YOUR INSTRUCTIONS:
Search the listing below for the word "this" and copy each line that holds it.

EXERCISE MATERIAL:
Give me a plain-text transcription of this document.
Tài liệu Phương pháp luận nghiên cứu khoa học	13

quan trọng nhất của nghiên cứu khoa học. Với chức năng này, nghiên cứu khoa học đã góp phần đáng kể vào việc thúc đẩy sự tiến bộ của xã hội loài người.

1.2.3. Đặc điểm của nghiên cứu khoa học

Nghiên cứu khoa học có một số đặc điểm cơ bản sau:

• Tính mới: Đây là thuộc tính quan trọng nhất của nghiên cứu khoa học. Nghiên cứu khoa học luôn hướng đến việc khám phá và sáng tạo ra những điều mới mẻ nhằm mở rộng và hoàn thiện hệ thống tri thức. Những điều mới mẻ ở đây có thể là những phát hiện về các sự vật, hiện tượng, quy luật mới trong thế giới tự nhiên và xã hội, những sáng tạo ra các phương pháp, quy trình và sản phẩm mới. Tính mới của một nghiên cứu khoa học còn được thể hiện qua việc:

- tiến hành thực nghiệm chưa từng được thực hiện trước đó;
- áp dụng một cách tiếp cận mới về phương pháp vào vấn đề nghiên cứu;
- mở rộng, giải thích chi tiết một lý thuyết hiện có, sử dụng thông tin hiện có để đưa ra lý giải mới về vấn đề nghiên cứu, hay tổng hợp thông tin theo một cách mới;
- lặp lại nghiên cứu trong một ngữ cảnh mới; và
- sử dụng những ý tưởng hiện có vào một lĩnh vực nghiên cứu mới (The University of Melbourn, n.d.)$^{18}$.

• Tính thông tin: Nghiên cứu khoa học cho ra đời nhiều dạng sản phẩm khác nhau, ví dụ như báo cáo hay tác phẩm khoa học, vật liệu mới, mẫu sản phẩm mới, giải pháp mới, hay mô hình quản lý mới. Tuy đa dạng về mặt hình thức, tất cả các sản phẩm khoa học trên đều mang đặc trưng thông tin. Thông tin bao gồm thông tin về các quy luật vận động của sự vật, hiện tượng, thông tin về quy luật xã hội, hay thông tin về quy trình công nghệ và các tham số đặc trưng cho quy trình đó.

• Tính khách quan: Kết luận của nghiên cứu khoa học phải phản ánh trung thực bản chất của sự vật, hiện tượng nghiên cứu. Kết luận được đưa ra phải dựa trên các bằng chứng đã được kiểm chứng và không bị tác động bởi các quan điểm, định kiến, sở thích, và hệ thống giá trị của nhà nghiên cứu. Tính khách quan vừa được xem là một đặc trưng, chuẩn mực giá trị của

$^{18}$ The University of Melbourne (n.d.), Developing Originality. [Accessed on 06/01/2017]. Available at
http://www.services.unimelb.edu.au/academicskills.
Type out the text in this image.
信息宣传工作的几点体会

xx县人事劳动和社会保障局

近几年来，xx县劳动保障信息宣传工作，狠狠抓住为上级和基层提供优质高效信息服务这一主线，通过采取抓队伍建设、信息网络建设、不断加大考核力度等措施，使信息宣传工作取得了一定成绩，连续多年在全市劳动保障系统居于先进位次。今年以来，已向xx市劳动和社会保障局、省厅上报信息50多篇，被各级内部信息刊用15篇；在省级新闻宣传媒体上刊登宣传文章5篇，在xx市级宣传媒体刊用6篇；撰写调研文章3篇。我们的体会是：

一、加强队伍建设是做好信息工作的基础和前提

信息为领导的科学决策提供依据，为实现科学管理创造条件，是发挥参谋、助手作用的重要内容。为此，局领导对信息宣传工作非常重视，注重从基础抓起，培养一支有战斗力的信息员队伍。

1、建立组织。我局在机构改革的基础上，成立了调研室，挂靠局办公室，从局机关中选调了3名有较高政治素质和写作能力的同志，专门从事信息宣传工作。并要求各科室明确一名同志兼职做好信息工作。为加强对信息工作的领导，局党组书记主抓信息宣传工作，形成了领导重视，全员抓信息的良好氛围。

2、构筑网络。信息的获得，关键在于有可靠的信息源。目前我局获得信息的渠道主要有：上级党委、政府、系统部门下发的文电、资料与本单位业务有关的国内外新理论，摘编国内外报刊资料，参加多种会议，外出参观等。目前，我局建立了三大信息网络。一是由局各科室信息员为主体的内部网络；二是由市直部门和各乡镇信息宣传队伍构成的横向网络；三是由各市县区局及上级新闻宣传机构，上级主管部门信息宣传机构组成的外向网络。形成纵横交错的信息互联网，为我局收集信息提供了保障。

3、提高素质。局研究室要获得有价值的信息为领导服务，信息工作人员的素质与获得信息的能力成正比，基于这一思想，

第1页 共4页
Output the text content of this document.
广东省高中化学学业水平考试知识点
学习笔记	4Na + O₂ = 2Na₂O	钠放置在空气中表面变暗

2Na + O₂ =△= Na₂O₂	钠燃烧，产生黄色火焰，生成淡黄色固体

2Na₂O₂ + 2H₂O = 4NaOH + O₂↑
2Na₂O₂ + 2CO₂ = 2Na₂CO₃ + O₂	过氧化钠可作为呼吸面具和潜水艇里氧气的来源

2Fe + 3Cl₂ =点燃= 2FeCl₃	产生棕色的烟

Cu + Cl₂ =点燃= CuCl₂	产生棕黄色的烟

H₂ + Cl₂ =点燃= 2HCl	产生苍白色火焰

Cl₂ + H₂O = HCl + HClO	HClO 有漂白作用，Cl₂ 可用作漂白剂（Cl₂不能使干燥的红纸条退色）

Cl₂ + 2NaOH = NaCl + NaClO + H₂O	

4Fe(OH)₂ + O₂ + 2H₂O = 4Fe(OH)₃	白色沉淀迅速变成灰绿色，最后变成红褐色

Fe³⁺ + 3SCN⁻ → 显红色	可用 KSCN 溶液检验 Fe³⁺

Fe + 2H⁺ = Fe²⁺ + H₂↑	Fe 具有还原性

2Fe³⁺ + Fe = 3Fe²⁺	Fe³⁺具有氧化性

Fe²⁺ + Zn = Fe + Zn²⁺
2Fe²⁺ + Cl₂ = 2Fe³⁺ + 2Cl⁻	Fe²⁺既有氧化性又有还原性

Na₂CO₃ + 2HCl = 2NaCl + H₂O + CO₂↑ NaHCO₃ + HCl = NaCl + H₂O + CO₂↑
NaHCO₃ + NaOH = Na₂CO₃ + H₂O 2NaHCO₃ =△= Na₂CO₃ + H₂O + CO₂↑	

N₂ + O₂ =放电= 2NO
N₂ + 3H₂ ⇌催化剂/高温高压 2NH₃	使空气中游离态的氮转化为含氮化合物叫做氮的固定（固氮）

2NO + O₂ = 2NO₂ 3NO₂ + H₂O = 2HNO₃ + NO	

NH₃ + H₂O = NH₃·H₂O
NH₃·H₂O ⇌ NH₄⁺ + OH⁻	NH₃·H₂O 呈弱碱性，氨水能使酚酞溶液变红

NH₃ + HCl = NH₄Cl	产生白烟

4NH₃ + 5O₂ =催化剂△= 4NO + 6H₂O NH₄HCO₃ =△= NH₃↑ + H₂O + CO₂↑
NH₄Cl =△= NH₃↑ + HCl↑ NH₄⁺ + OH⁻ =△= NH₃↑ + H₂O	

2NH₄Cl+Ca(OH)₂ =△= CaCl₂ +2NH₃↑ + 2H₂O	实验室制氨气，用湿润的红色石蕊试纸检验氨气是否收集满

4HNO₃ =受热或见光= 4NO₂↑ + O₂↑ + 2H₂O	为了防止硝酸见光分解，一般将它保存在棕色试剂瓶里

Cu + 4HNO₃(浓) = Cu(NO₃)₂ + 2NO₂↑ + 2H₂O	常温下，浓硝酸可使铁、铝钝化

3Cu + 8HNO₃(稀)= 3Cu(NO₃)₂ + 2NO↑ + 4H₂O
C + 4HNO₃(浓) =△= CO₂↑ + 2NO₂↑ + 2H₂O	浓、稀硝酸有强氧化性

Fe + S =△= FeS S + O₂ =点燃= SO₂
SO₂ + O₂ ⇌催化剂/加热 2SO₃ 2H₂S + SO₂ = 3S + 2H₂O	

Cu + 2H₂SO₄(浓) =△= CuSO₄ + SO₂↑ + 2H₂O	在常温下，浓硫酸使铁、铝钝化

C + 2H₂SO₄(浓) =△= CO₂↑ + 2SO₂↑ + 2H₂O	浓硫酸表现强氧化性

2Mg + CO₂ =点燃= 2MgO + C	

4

EXERCISE ANSWER:
Give me a plain-text transcription of this document.
Type out the text in this image.
Output the text content of this document.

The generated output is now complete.